* Start Provided entries *
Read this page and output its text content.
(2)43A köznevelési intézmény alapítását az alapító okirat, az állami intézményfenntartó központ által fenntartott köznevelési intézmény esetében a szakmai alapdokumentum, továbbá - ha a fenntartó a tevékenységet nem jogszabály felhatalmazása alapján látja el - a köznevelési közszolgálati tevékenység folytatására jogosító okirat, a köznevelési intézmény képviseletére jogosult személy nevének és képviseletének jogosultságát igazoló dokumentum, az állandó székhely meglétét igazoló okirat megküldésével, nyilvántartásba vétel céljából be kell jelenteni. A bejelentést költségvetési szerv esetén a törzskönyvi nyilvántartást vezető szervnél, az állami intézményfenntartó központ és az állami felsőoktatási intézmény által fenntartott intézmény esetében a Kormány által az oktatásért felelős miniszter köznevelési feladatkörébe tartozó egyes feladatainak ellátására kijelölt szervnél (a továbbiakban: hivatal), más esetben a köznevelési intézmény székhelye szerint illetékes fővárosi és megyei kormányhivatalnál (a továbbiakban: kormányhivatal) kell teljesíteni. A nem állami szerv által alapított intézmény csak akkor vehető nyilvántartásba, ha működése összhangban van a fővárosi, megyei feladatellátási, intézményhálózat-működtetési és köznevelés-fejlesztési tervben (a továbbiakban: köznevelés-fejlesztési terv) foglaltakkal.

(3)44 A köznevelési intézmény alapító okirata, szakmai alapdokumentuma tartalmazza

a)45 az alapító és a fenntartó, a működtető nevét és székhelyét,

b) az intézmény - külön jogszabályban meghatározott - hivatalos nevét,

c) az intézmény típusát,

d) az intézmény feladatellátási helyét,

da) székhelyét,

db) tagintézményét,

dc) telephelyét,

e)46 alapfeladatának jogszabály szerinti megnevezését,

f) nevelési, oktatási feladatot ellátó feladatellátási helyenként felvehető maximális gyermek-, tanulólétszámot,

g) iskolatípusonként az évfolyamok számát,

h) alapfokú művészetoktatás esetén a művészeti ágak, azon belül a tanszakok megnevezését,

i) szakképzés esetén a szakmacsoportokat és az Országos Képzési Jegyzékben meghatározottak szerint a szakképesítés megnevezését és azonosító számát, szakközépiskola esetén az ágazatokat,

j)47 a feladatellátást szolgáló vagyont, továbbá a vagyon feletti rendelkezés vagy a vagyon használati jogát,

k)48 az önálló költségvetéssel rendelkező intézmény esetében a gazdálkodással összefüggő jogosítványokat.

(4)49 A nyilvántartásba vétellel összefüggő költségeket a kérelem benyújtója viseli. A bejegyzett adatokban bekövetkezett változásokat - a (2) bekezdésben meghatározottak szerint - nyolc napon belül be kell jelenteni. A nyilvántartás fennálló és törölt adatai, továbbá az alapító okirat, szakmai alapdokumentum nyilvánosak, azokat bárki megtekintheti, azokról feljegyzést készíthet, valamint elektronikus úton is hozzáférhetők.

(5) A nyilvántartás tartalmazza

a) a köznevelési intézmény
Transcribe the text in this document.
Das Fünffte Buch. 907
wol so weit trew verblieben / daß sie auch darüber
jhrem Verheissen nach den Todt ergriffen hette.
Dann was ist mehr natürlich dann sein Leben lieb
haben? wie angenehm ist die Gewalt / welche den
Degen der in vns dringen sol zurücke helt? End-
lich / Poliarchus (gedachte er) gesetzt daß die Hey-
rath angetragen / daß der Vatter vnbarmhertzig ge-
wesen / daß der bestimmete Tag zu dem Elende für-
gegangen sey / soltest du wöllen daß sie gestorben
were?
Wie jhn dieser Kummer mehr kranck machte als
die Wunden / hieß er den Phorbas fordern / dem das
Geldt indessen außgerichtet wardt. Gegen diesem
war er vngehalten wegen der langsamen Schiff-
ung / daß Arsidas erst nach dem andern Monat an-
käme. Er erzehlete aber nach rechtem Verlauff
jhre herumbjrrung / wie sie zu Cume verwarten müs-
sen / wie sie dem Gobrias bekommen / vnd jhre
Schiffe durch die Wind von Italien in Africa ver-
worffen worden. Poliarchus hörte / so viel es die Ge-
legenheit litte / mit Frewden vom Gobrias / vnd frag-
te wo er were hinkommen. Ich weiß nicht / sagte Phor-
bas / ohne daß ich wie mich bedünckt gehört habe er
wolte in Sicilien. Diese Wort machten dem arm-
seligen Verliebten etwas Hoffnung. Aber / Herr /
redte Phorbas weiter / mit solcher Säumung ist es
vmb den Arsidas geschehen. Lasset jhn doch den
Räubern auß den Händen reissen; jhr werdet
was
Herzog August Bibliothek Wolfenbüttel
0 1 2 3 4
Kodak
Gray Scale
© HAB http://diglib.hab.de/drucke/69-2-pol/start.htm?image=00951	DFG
* End Provided entries *
_Aim_. Your task is to reproduce the whole listing exactly.

_Solution below_.
Read this page and output its text content.
(2)43A köznevelési intézmény alapítását az alapító okirat, az állami intézményfenntartó központ által fenntartott köznevelési intézmény esetében a szakmai alapdokumentum, továbbá - ha a fenntartó a tevékenységet nem jogszabály felhatalmazása alapján látja el - a köznevelési közszolgálati tevékenység folytatására jogosító okirat, a köznevelési intézmény képviseletére jogosult személy nevének és képviseletének jogosultságát igazoló dokumentum, az állandó székhely meglétét igazoló okirat megküldésével, nyilvántartásba vétel céljából be kell jelenteni. A bejelentést költségvetési szerv esetén a törzskönyvi nyilvántartást vezető szervnél, az állami intézményfenntartó központ és az állami felsőoktatási intézmény által fenntartott intézmény esetében a Kormány által az oktatásért felelős miniszter köznevelési feladatkörébe tartozó egyes feladatainak ellátására kijelölt szervnél (a továbbiakban: hivatal), más esetben a köznevelési intézmény székhelye szerint illetékes fővárosi és megyei kormányhivatalnál (a továbbiakban: kormányhivatal) kell teljesíteni. A nem állami szerv által alapított intézmény csak akkor vehető nyilvántartásba, ha működése összhangban van a fővárosi, megyei feladatellátási, intézményhálózat-működtetési és köznevelés-fejlesztési tervben (a továbbiakban: köznevelés-fejlesztési terv) foglaltakkal.

(3)44 A köznevelési intézmény alapító okirata, szakmai alapdokumentuma tartalmazza

a)45 az alapító és a fenntartó, a működtető nevét és székhelyét,

b) az intézmény - külön jogszabályban meghatározott - hivatalos nevét,

c) az intézmény típusát,

d) az intézmény feladatellátási helyét,

da) székhelyét,

db) tagintézményét,

dc) telephelyét,

e)46 alapfeladatának jogszabály szerinti megnevezését,

f) nevelési, oktatási feladatot ellátó feladatellátási helyenként felvehető maximális gyermek-, tanulólétszámot,

g) iskolatípusonként az évfolyamok számát,

h) alapfokú művészetoktatás esetén a művészeti ágak, azon belül a tanszakok megnevezését,

i) szakképzés esetén a szakmacsoportokat és az Országos Képzési Jegyzékben meghatározottak szerint a szakképesítés megnevezését és azonosító számát, szakközépiskola esetén az ágazatokat,

j)47 a feladatellátást szolgáló vagyont, továbbá a vagyon feletti rendelkezés vagy a vagyon használati jogát,

k)48 az önálló költségvetéssel rendelkező intézmény esetében a gazdálkodással összefüggő jogosítványokat.

(4)49 A nyilvántartásba vétellel összefüggő költségeket a kérelem benyújtója viseli. A bejegyzett adatokban bekövetkezett változásokat - a (2) bekezdésben meghatározottak szerint - nyolc napon belül be kell jelenteni. A nyilvántartás fennálló és törölt adatai, továbbá az alapító okirat, szakmai alapdokumentum nyilvánosak, azokat bárki megtekintheti, azokról feljegyzést készíthet, valamint elektronikus úton is hozzáférhetők.

(5) A nyilvántartás tartalmazza

a) a köznevelési intézmény
Transcribe the text in this document.
Das Fünffte Buch. 907
wol so weit trew verblieben / daß sie auch darüber
jhrem Verheissen nach den Todt ergriffen hette.
Dann was ist mehr natürlich dann sein Leben lieb
haben? wie angenehm ist die Gewalt / welche den
Degen der in vns dringen sol zurücke helt? End-
lich / Poliarchus (gedachte er) gesetzt daß die Hey-
rath angetragen / daß der Vatter vnbarmhertzig ge-
wesen / daß der bestimmete Tag zu dem Elende für-
gegangen sey / soltest du wöllen daß sie gestorben
were?
Wie jhn dieser Kummer mehr kranck machte als
die Wunden / hieß er den Phorbas fordern / dem das
Geldt indessen außgerichtet wardt. Gegen diesem
war er vngehalten wegen der langsamen Schiff-
ung / daß Arsidas erst nach dem andern Monat an-
käme. Er erzehlete aber nach rechtem Verlauff
jhre herumbjrrung / wie sie zu Cume verwarten müs-
sen / wie sie dem Gobrias bekommen / vnd jhre
Schiffe durch die Wind von Italien in Africa ver-
worffen worden. Poliarchus hörte / so viel es die Ge-
legenheit litte / mit Frewden vom Gobrias / vnd frag-
te wo er were hinkommen. Ich weiß nicht / sagte Phor-
bas / ohne daß ich wie mich bedünckt gehört habe er
wolte in Sicilien. Diese Wort machten dem arm-
seligen Verliebten etwas Hoffnung. Aber / Herr /
redte Phorbas weiter / mit solcher Säumung ist es
vmb den Arsidas geschehen. Lasset jhn doch den
Räubern auß den Händen reissen; jhr werdet
was
Herzog August Bibliothek Wolfenbüttel
0 1 2 3 4
Kodak
Gray Scale
© HAB http://diglib.hab.de/drucke/69-2-pol/start.htm?image=00951	DFG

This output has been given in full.